*Exercise prompt*: Pick out every line in the data below that holds "product".
• • • •
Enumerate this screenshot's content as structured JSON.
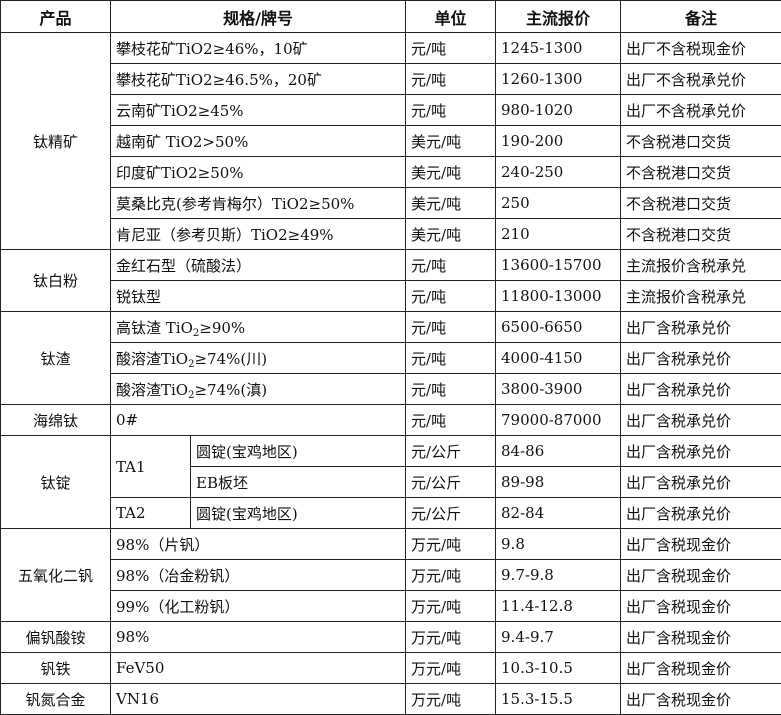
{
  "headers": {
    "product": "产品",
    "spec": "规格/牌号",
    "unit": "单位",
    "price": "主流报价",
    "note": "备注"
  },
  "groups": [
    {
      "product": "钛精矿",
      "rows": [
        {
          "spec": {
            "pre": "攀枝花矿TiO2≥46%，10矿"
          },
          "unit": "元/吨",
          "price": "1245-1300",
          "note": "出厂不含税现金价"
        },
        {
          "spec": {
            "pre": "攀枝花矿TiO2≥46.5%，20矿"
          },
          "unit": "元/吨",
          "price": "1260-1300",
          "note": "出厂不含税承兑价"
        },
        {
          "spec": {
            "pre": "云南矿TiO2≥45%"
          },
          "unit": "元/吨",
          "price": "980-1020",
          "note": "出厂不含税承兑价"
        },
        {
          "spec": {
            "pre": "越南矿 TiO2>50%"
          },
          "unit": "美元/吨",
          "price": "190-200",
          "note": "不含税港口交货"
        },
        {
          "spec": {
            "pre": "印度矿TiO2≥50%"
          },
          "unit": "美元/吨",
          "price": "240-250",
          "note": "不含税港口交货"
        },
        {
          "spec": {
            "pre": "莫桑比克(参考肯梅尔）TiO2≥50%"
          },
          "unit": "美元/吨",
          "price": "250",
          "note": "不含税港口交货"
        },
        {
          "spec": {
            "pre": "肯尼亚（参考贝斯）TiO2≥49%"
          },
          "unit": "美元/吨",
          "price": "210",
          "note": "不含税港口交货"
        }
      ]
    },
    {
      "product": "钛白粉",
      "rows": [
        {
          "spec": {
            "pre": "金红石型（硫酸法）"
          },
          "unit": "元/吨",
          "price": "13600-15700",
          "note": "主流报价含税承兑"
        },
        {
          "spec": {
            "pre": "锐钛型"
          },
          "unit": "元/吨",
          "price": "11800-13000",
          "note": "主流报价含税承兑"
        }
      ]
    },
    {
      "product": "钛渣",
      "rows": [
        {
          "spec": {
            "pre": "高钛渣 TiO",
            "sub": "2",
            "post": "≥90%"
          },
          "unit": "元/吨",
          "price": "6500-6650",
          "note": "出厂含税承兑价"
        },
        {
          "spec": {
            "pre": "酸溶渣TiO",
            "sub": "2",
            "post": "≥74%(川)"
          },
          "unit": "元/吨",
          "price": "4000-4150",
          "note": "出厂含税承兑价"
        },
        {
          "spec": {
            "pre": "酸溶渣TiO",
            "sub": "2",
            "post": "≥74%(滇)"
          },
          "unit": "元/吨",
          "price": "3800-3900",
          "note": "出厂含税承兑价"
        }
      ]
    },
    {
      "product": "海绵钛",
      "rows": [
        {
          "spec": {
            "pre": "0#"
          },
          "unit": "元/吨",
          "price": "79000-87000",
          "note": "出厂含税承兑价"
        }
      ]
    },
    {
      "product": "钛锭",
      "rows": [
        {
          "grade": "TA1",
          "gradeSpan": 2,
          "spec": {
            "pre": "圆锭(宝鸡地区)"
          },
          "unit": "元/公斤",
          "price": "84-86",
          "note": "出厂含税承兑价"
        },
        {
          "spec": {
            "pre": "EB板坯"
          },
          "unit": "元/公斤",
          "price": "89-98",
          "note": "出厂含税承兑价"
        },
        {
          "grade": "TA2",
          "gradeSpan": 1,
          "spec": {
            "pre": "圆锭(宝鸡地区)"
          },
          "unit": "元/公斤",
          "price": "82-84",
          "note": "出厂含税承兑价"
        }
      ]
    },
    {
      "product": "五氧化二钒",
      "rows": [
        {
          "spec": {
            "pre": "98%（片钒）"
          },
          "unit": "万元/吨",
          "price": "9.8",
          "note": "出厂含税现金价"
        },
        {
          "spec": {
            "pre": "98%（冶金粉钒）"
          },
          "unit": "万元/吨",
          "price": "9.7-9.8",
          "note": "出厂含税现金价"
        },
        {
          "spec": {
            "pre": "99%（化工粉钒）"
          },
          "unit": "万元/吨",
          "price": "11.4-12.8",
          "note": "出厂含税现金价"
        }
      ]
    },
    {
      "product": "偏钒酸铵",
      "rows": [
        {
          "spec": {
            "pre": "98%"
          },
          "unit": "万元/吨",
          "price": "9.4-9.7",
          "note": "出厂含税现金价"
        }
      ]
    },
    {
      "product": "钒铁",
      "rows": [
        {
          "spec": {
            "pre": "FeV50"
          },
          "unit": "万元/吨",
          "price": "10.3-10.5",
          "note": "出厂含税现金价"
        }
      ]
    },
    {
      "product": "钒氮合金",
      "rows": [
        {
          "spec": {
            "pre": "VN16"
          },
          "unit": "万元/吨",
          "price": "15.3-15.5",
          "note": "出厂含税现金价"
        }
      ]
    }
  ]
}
• • • •
*Response to the task*:
    "product": "产品",
      "product": "钛精矿",
      "product": "钛白粉",
      "product": "钛渣",
      "product": "海绵钛",
      "product": "钛锭",
      "product": "五氧化二钒",
      "product": "偏钒酸铵",
      "product": "钒铁",
      "product": "钒氮合金",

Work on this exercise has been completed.